Extracted entries »
━━━━━━━━━━━━━━━━━━━━━━━━━━━━━━

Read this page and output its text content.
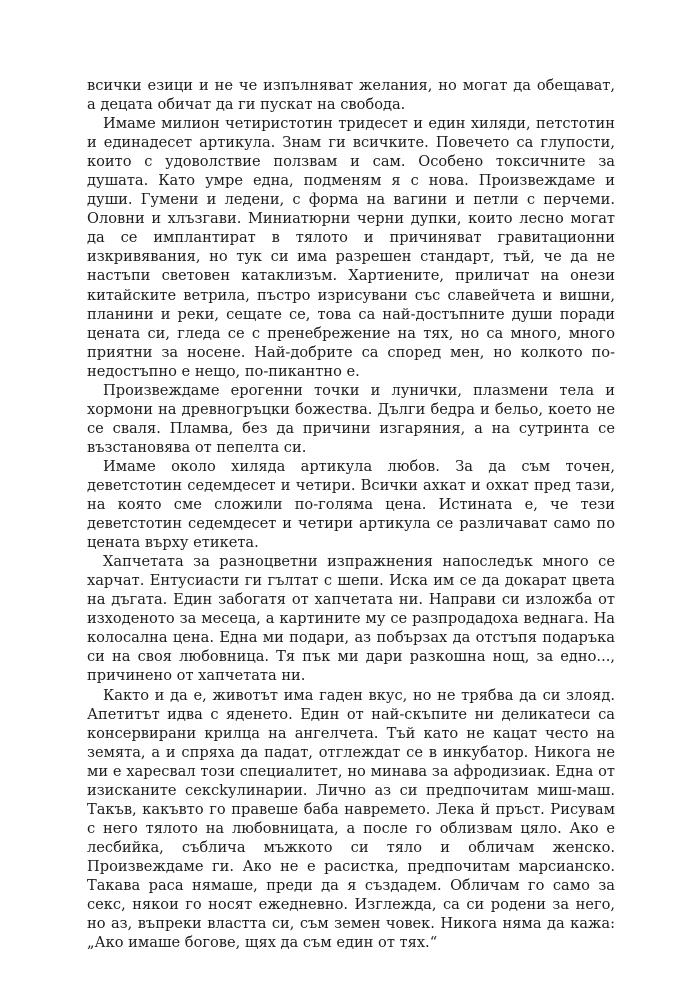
всички езици и не че изпълняват желания, но могат да обещават, а децата обичат да ги пускат на свобода.

Имаме милион четиристотин тридесет и един хиляди, петстотин и единадесет артикула. Знам ги всичките. Повечето са глупости, които с удоволствие ползвам и сам. Особено токсичните за душата. Като умре една, подменям я с нова. Произвеждаме и души. Гумени и ледени, с форма на вагини и петли с перчеми. Оловни и хлъзгави. Миниатюрни черни дупки, които лесно могат да се имплантират в тялото и причиняват гравитационни изкривявания, но тук си има разрешен стандарт, тъй, че да не настъпи световен катаклизъм. Хартиените, приличат на онези китайските ветрила, пъстро изрисувани със славейчета и вишни, планини и реки, сещате се, това са най-достъпните души поради цената си, гледа се с пренебрежение на тях, но са много, много приятни за носене. Най-добрите са според мен, но колкото по-недостъпно е нещо, по-пикантно е.

Произвеждаме ерогенни точки и лунички, плазмени тела и хормони на древногръцки божества. Дълги бедра и бельо, което не се сваля. Пламва, без да причини изгаряния, а на сутринта се възстановява от пепелта си.

Имаме около хиляда артикула любов. За да съм точен, деветстотин седемдесет и четири. Всички ахкат и охкат пред тази, на която сме сложили по-голяма цена. Истината е, че тези деветстотин седемдесет и четири артикула се различават само по цената върху етикета.

Хапчетата за разноцветни изпражнения напоследък много се харчат. Ентусиасти ги гълтат с шепи. Иска им се да докарат цвета на дъгата. Един забогатя от хапчетата ни. Направи си изложба от изходеното за месеца, а картините му се разпродадоха веднага. На колосална цена. Една ми подари, аз побързах да отстъпя подаръка си на своя любовница. Тя пък ми дари разкошна нощ, за едно..., причинено от хапчетата ни.

Както и да е, животът има гаден вкус, но не трябва да си злояд. Апетитът идва с яденето. Един от най-скъпите ни деликатеси са консервирани крилца на ангелчета. Тъй като не кацат често на земята, а и спряха да падат, отглеждат се в инкубатор. Никога не ми е харесвал този специалитет, но минава за афродизиак. Една от изисканите сексkулинарии. Лично аз си предпочитам миш-маш. Такъв, какъвто го правеше баба навремето. Лека й пръст. Рисувам с него тялото на любовницата, а после го облизвам цяло. Ако е лесбийка, съблича мъжкото си тяло и обличам женско. Произвеждаме ги. Ако не е расистка, предпочитам марсианско. Такава раса нямаше, преди да я създадем. Обличам го само за секс, някои го носят ежедневно. Изглежда, са си родени за него, но аз, въпреки властта си, съм земен човек. Никога няма да кажа: „Ако имаше богове, щях да съм един от тях.“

━━━━━━━━━━━━━━━━━━━━━━━━━━━━━━

Exercise directions » Leave out the pictures and give the rest of the records again exactly.

Solution for this task »
Read this page and output its text content.
всички езици и не че изпълняват желания, но могат да обещават, а децата обичат да ги пускат на свобода.

Имаме милион четиристотин тридесет и един хиляди, петстотин и единадесет артикула. Знам ги всичките. Повечето са глупости, които с удоволствие ползвам и сам. Особено токсичните за душата. Като умре една, подменям я с нова. Произвеждаме и души. Гумени и ледени, с форма на вагини и петли с перчеми. Оловни и хлъзгави. Миниатюрни черни дупки, които лесно могат да се имплантират в тялото и причиняват гравитационни изкривявания, но тук си има разрешен стандарт, тъй, че да не настъпи световен катаклизъм. Хартиените, приличат на онези китайските ветрила, пъстро изрисувани със славейчета и вишни, планини и реки, сещате се, това са най-достъпните души поради цената си, гледа се с пренебрежение на тях, но са много, много приятни за носене. Най-добрите са според мен, но колкото по-недостъпно е нещо, по-пикантно е.

Произвеждаме ерогенни точки и лунички, плазмени тела и хормони на древногръцки божества. Дълги бедра и бельо, което не се сваля. Пламва, без да причини изгаряния, а на сутринта се възстановява от пепелта си.

Имаме около хиляда артикула любов. За да съм точен, деветстотин седемдесет и четири. Всички ахкат и охкат пред тази, на която сме сложили по-голяма цена. Истината е, че тези деветстотин седемдесет и четири артикула се различават само по цената върху етикета.

Хапчетата за разноцветни изпражнения напоследък много се харчат. Ентусиасти ги гълтат с шепи. Иска им се да докарат цвета на дъгата. Един забогатя от хапчетата ни. Направи си изложба от изходеното за месеца, а картините му се разпродадоха веднага. На колосална цена. Една ми подари, аз побързах да отстъпя подаръка си на своя любовница. Тя пък ми дари разкошна нощ, за едно..., причинено от хапчетата ни.

Както и да е, животът има гаден вкус, но не трябва да си злояд. Апетитът идва с яденето. Един от най-скъпите ни деликатеси са консервирани крилца на ангелчета. Тъй като не кацат често на земята, а и спряха да падат, отглеждат се в инкубатор. Никога не ми е харесвал този специалитет, но минава за афродизиак. Една от изисканите сексkулинарии. Лично аз си предпочитам миш-маш. Такъв, какъвто го правеше баба навремето. Лека й пръст. Рисувам с него тялото на любовницата, а после го облизвам цяло. Ако е лесбийка, съблича мъжкото си тяло и обличам женско. Произвеждаме ги. Ако не е расистка, предпочитам марсианско. Такава раса нямаше, преди да я създадем. Обличам го само за секс, някои го носят ежедневно. Изглежда, са си родени за него, но аз, въпреки властта си, съм земен човек. Никога няма да кажа: „Ако имаше богове, щях да съм един от тях.“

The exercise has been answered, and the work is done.